→ Task requirements
Every line of the material below in which "Department" shows up is to be located and copied.

→ Source information
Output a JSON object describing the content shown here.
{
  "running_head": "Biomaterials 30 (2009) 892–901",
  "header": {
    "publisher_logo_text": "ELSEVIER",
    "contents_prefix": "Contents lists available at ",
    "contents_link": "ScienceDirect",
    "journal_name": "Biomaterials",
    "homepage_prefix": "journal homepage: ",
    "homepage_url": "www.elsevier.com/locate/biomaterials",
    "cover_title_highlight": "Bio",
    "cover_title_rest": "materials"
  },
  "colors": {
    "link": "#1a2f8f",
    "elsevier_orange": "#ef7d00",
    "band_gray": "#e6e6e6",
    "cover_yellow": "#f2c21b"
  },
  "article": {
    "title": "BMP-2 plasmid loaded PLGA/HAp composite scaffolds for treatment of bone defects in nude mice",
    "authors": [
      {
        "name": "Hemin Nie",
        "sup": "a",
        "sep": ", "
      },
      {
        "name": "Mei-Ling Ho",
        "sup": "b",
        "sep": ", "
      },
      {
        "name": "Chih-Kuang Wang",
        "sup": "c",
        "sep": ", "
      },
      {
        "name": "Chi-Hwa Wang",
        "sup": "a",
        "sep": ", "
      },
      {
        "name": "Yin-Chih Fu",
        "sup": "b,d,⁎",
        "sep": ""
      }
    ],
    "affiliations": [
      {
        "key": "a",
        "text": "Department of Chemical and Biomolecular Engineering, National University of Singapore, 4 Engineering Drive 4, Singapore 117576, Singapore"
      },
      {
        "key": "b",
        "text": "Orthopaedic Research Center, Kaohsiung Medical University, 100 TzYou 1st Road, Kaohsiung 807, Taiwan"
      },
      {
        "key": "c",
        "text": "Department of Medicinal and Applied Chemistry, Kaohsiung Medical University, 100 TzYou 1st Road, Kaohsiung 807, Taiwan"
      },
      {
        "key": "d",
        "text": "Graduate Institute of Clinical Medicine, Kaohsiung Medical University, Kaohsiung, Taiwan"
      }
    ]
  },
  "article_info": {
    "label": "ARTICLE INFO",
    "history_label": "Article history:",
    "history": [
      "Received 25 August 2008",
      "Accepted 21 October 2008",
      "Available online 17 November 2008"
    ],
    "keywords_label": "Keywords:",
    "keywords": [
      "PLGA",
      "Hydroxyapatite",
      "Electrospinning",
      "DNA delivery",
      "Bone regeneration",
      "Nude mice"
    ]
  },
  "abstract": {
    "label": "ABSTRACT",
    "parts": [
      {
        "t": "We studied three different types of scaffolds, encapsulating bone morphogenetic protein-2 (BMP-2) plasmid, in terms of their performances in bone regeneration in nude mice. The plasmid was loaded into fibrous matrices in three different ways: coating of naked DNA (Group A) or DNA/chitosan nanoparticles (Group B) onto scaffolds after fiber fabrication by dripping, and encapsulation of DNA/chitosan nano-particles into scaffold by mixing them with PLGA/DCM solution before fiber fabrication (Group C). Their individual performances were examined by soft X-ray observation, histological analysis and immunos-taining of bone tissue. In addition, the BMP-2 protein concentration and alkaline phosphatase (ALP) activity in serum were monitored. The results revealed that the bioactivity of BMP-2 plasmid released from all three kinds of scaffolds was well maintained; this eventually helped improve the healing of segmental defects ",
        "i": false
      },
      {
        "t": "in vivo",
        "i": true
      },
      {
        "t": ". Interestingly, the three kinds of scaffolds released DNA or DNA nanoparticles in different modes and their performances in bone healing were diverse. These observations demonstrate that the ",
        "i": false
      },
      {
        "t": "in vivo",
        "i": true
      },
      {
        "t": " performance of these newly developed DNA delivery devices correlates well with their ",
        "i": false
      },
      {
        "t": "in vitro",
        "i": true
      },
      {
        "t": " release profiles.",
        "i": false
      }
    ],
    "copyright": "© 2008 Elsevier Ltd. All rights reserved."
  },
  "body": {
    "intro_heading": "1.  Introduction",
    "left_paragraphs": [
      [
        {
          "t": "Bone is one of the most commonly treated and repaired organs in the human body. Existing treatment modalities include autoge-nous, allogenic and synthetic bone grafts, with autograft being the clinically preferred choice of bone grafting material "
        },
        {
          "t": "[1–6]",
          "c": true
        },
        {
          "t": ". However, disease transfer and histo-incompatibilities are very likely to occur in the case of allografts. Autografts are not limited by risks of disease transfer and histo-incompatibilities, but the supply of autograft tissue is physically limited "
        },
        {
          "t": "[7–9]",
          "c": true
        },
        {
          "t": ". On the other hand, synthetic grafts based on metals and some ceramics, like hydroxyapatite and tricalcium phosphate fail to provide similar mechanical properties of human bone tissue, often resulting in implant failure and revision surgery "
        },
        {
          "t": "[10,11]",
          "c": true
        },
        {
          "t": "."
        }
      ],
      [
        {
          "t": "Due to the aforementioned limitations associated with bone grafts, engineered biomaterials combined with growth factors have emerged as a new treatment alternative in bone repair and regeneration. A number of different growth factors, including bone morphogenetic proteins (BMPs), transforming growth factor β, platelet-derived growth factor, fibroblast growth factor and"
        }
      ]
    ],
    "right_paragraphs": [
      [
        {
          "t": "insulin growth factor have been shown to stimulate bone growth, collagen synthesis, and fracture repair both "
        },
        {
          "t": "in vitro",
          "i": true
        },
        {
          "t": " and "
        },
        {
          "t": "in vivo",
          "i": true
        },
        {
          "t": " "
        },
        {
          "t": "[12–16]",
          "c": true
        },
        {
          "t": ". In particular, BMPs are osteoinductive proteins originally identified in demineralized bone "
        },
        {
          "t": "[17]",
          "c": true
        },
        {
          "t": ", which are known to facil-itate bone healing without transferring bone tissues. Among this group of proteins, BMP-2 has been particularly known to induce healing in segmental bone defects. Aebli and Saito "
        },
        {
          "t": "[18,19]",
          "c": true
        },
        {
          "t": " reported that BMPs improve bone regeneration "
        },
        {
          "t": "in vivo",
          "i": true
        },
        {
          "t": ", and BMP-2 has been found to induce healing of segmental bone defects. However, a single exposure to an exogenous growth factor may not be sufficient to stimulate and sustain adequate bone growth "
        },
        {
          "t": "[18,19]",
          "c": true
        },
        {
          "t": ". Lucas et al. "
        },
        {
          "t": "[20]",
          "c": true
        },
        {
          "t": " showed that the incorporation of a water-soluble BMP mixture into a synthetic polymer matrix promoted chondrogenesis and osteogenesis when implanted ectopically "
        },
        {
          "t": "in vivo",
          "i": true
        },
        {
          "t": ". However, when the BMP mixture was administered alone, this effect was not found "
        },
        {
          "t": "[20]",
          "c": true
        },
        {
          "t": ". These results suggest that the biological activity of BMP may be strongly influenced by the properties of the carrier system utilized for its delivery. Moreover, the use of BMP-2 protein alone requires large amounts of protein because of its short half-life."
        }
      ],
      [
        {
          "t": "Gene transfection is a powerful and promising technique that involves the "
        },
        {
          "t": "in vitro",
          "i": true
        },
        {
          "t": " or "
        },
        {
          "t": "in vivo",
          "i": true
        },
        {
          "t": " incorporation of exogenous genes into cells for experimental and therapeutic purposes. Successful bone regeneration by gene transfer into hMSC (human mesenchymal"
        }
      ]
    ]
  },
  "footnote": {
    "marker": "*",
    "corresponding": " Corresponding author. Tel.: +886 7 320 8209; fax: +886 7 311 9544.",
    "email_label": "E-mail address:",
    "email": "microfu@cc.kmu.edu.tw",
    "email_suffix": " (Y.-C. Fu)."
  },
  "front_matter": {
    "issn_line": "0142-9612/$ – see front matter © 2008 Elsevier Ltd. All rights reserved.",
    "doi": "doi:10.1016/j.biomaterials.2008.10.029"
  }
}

→ Your response
        "text": "Department of Chemical and Biomolecular Engineering, National University of Singapore, 4 Engineering Drive 4, Singapore 117576, Singapore"
        "text": "Department of Medicinal and Applied Chemistry, Kaohsiung Medical University, 100 TzYou 1st Road, Kaohsiung 807, Taiwan"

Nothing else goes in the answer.